Exercise task
Pictures stay out; everything else in the records below is copied exactly.

Exercise materials
·····

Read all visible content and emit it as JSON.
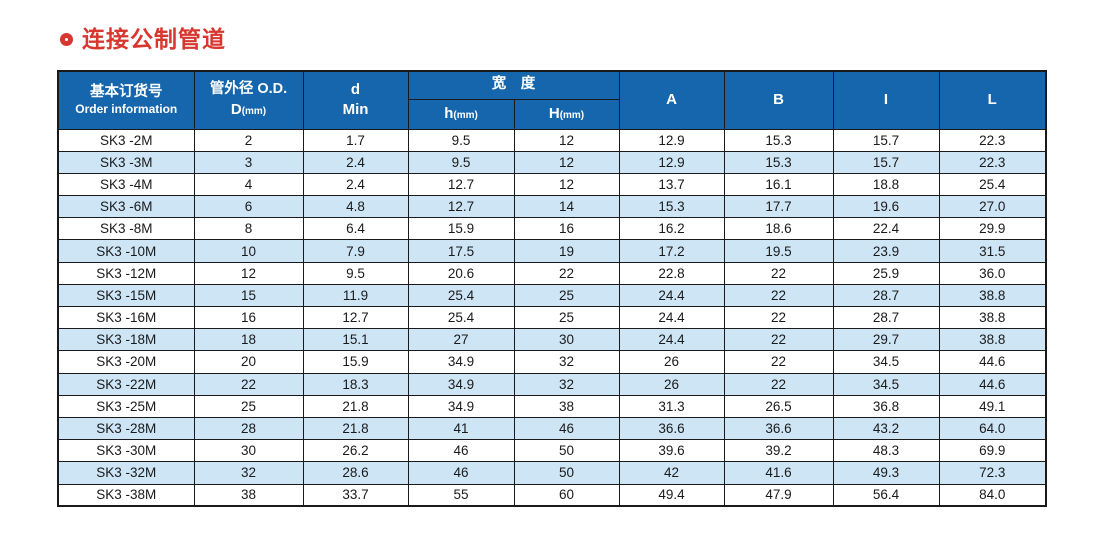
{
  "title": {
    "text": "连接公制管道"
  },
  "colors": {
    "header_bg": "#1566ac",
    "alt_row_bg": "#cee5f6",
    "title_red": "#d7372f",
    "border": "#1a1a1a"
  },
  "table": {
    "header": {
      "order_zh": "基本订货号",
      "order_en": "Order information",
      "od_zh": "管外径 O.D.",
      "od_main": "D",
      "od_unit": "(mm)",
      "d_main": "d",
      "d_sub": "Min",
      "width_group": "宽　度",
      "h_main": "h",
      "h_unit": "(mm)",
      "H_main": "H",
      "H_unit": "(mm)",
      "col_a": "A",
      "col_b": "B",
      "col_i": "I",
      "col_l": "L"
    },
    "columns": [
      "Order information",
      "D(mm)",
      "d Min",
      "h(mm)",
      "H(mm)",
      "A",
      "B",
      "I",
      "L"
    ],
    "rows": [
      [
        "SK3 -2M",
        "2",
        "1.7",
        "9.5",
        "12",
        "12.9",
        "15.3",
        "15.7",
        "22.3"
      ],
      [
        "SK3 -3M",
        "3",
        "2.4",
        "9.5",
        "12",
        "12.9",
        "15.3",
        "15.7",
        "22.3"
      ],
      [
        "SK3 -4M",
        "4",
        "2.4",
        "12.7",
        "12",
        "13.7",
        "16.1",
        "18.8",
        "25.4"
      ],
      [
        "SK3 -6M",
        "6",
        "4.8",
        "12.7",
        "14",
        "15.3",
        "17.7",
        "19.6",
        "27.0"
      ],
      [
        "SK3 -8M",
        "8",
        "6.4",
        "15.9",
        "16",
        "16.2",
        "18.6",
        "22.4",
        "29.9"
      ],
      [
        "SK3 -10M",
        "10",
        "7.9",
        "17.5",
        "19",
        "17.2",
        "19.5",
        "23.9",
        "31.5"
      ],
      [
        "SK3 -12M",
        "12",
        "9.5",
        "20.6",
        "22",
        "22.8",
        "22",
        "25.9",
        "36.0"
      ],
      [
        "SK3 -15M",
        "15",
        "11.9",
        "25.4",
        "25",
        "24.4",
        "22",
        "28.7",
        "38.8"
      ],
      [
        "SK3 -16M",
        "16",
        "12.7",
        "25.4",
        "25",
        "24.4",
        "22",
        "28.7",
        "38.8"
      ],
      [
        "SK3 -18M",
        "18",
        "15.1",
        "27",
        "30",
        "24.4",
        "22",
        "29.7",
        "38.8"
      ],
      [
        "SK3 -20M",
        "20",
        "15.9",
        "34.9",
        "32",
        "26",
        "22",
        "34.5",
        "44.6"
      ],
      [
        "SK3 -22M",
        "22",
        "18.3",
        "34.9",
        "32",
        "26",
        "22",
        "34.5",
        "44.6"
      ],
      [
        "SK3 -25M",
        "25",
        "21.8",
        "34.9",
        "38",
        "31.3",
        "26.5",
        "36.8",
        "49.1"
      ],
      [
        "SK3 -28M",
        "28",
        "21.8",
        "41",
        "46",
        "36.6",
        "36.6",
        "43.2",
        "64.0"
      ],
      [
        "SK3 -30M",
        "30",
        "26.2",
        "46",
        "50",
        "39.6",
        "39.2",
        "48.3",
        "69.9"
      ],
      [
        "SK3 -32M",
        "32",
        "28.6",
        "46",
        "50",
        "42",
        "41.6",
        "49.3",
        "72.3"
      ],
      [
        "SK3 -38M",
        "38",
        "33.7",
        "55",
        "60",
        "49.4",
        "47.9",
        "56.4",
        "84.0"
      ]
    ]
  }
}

·····

Answer to the exercise
Read all visible content and emit it as JSON.
{
  "title": {
    "text": "连接公制管道"
  },
  "colors": {
    "header_bg": "#1566ac",
    "alt_row_bg": "#cee5f6",
    "title_red": "#d7372f",
    "border": "#1a1a1a"
  },
  "table": {
    "header": {
      "order_zh": "基本订货号",
      "order_en": "Order information",
      "od_zh": "管外径 O.D.",
      "od_main": "D",
      "od_unit": "(mm)",
      "d_main": "d",
      "d_sub": "Min",
      "width_group": "宽　度",
      "h_main": "h",
      "h_unit": "(mm)",
      "H_main": "H",
      "H_unit": "(mm)",
      "col_a": "A",
      "col_b": "B",
      "col_i": "I",
      "col_l": "L"
    },
    "columns": [
      "Order information",
      "D(mm)",
      "d Min",
      "h(mm)",
      "H(mm)",
      "A",
      "B",
      "I",
      "L"
    ],
    "rows": [
      [
        "SK3 -2M",
        "2",
        "1.7",
        "9.5",
        "12",
        "12.9",
        "15.3",
        "15.7",
        "22.3"
      ],
      [
        "SK3 -3M",
        "3",
        "2.4",
        "9.5",
        "12",
        "12.9",
        "15.3",
        "15.7",
        "22.3"
      ],
      [
        "SK3 -4M",
        "4",
        "2.4",
        "12.7",
        "12",
        "13.7",
        "16.1",
        "18.8",
        "25.4"
      ],
      [
        "SK3 -6M",
        "6",
        "4.8",
        "12.7",
        "14",
        "15.3",
        "17.7",
        "19.6",
        "27.0"
      ],
      [
        "SK3 -8M",
        "8",
        "6.4",
        "15.9",
        "16",
        "16.2",
        "18.6",
        "22.4",
        "29.9"
      ],
      [
        "SK3 -10M",
        "10",
        "7.9",
        "17.5",
        "19",
        "17.2",
        "19.5",
        "23.9",
        "31.5"
      ],
      [
        "SK3 -12M",
        "12",
        "9.5",
        "20.6",
        "22",
        "22.8",
        "22",
        "25.9",
        "36.0"
      ],
      [
        "SK3 -15M",
        "15",
        "11.9",
        "25.4",
        "25",
        "24.4",
        "22",
        "28.7",
        "38.8"
      ],
      [
        "SK3 -16M",
        "16",
        "12.7",
        "25.4",
        "25",
        "24.4",
        "22",
        "28.7",
        "38.8"
      ],
      [
        "SK3 -18M",
        "18",
        "15.1",
        "27",
        "30",
        "24.4",
        "22",
        "29.7",
        "38.8"
      ],
      [
        "SK3 -20M",
        "20",
        "15.9",
        "34.9",
        "32",
        "26",
        "22",
        "34.5",
        "44.6"
      ],
      [
        "SK3 -22M",
        "22",
        "18.3",
        "34.9",
        "32",
        "26",
        "22",
        "34.5",
        "44.6"
      ],
      [
        "SK3 -25M",
        "25",
        "21.8",
        "34.9",
        "38",
        "31.3",
        "26.5",
        "36.8",
        "49.1"
      ],
      [
        "SK3 -28M",
        "28",
        "21.8",
        "41",
        "46",
        "36.6",
        "36.6",
        "43.2",
        "64.0"
      ],
      [
        "SK3 -30M",
        "30",
        "26.2",
        "46",
        "50",
        "39.6",
        "39.2",
        "48.3",
        "69.9"
      ],
      [
        "SK3 -32M",
        "32",
        "28.6",
        "46",
        "50",
        "42",
        "41.6",
        "49.3",
        "72.3"
      ],
      [
        "SK3 -38M",
        "38",
        "33.7",
        "55",
        "60",
        "49.4",
        "47.9",
        "56.4",
        "84.0"
      ]
    ]
  }
}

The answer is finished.